SHORT EXERCISE: Across all the lines below, how many contain the string "label"? Please reply with the number only.

DATASET RECORDS:
-- -- --

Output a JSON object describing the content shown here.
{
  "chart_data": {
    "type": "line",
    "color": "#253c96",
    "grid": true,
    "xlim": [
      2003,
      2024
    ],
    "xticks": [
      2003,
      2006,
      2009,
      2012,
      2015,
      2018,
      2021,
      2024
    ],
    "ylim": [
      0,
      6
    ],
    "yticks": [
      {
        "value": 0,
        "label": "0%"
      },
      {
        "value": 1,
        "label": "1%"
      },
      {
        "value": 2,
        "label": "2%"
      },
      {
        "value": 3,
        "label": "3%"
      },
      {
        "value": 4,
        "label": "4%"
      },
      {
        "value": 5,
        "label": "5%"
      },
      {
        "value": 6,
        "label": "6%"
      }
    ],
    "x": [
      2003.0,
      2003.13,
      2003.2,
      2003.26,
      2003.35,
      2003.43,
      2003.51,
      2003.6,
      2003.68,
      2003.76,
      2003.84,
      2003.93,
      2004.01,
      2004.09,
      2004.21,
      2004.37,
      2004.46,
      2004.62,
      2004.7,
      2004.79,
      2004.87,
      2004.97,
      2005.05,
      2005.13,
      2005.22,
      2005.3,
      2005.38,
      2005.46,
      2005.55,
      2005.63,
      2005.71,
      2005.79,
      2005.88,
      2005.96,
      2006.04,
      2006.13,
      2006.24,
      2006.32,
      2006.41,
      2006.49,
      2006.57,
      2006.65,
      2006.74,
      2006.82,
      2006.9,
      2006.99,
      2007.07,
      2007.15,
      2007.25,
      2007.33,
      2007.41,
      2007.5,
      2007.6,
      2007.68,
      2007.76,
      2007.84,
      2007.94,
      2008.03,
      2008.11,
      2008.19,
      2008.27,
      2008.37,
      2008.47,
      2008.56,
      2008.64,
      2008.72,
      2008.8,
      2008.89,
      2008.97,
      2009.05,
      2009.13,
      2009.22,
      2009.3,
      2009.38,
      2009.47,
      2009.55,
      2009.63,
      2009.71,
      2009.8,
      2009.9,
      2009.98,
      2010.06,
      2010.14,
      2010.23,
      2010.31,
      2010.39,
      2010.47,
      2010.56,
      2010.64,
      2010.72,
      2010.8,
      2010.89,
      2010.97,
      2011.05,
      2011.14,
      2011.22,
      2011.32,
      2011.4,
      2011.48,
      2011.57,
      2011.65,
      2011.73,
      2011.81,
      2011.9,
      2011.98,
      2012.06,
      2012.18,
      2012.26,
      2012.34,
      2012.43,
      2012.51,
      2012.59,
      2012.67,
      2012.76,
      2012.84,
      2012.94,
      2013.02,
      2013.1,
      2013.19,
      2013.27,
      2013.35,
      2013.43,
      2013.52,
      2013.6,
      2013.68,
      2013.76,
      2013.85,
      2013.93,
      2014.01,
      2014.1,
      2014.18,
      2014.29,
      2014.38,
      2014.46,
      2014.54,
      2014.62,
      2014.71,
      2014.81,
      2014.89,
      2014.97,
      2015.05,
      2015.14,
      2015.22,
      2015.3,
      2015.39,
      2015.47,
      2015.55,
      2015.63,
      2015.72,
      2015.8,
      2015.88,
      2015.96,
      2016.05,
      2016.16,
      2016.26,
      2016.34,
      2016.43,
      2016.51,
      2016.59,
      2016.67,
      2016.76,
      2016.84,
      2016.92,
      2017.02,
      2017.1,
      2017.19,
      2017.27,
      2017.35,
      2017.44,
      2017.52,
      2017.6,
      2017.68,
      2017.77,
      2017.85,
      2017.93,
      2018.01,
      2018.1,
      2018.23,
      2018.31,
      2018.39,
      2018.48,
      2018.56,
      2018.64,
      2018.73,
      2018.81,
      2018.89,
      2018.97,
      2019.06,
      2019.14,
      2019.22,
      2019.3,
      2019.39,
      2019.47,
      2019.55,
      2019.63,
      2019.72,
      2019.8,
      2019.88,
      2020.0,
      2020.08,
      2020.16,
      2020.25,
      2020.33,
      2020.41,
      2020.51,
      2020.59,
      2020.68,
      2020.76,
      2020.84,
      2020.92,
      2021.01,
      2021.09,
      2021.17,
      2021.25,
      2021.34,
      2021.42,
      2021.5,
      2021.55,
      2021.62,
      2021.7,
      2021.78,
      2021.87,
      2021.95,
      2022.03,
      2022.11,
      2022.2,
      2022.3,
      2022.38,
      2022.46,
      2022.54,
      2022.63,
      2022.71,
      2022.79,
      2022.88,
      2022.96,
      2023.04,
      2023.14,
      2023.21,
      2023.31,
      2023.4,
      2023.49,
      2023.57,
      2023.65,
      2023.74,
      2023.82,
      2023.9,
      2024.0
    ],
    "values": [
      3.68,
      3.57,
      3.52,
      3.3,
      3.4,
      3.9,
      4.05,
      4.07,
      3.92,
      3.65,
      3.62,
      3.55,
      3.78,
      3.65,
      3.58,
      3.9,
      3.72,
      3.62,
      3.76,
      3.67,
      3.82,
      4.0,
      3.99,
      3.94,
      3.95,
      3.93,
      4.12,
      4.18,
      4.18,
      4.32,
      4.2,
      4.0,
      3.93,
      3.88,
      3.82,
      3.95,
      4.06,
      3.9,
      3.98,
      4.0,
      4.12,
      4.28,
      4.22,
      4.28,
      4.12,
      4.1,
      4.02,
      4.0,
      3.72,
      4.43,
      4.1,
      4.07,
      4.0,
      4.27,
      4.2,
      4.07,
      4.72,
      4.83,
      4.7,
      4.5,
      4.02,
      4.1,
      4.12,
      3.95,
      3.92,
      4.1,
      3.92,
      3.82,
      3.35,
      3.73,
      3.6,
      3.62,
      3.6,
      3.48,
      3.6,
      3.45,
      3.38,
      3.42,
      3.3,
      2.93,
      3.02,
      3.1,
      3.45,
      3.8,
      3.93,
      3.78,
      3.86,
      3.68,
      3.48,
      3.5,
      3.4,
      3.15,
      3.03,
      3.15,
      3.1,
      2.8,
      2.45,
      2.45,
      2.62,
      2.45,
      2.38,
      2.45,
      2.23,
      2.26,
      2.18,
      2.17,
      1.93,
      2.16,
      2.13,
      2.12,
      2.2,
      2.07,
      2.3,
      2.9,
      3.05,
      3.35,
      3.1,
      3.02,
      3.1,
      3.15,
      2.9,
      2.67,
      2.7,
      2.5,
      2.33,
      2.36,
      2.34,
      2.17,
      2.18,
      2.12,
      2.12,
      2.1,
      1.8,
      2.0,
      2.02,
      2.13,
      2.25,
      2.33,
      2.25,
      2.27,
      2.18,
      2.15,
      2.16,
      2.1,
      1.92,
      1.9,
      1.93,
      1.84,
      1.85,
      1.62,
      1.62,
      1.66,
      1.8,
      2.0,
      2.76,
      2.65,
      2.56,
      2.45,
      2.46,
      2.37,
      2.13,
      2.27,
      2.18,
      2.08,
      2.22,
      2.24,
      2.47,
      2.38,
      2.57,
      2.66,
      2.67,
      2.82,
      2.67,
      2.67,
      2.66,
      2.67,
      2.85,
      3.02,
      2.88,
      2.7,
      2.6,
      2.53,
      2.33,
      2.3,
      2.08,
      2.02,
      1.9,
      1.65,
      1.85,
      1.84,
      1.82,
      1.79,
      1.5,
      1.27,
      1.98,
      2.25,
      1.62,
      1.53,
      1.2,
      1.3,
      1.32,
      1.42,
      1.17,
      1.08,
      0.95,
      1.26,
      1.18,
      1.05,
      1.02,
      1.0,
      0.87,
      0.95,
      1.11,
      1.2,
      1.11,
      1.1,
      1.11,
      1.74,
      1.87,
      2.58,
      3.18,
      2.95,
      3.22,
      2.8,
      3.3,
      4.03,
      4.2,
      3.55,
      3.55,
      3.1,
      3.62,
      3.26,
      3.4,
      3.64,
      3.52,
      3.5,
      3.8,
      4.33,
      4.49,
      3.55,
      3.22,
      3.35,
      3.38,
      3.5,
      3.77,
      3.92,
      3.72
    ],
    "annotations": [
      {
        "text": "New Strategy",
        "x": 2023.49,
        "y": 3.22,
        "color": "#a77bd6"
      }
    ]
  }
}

-- -- --

ANSWER TO THE TASK: 7